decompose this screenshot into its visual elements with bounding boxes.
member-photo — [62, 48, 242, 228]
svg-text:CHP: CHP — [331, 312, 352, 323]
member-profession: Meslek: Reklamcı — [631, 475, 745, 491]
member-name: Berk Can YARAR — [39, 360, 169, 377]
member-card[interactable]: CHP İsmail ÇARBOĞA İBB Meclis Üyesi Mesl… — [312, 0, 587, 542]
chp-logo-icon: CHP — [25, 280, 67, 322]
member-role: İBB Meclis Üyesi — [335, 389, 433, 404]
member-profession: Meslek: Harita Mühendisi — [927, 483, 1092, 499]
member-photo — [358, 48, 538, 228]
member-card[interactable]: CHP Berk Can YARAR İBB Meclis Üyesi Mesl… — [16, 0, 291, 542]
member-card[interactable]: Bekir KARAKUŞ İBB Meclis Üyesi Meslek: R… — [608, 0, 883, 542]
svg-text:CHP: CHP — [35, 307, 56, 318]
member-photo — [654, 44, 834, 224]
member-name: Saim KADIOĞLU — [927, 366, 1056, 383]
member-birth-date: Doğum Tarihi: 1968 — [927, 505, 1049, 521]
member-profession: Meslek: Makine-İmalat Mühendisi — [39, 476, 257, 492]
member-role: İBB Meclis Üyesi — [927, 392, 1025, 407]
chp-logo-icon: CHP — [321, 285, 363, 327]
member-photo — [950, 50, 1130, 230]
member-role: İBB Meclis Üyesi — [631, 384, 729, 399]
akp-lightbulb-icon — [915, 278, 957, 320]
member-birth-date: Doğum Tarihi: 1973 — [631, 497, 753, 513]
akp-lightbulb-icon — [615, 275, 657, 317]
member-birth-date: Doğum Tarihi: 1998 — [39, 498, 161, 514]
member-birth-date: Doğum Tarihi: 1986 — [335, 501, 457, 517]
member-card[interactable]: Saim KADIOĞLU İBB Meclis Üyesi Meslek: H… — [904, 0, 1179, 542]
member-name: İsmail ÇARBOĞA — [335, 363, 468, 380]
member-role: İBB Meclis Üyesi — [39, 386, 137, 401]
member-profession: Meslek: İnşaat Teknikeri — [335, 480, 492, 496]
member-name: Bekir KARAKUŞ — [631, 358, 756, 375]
::::::::::
CONSIGNE:
Recopiez à l'identique les lignes, depuis la première jusqu'à la ligne contenant « member-card[interactable]: CHP Berk », celle-ci comprise.

RÉSULTAT:
decompose this screenshot into its visual elements with bounding boxes.
member-photo — [62, 48, 242, 228]
svg-text:CHP: CHP — [331, 312, 352, 323]
member-profession: Meslek: Reklamcı — [631, 475, 745, 491]
member-name: Berk Can YARAR — [39, 360, 169, 377]
member-card[interactable]: CHP İsmail ÇARBOĞA İBB Meclis Üyesi Mesl… — [312, 0, 587, 542]
chp-logo-icon: CHP — [25, 280, 67, 322]
member-role: İBB Meclis Üyesi — [335, 389, 433, 404]
member-profession: Meslek: Harita Mühendisi — [927, 483, 1092, 499]
member-photo — [358, 48, 538, 228]
member-card[interactable]: CHP Berk Can YARAR İBB Meclis Üyesi Mesl… — [16, 0, 291, 542]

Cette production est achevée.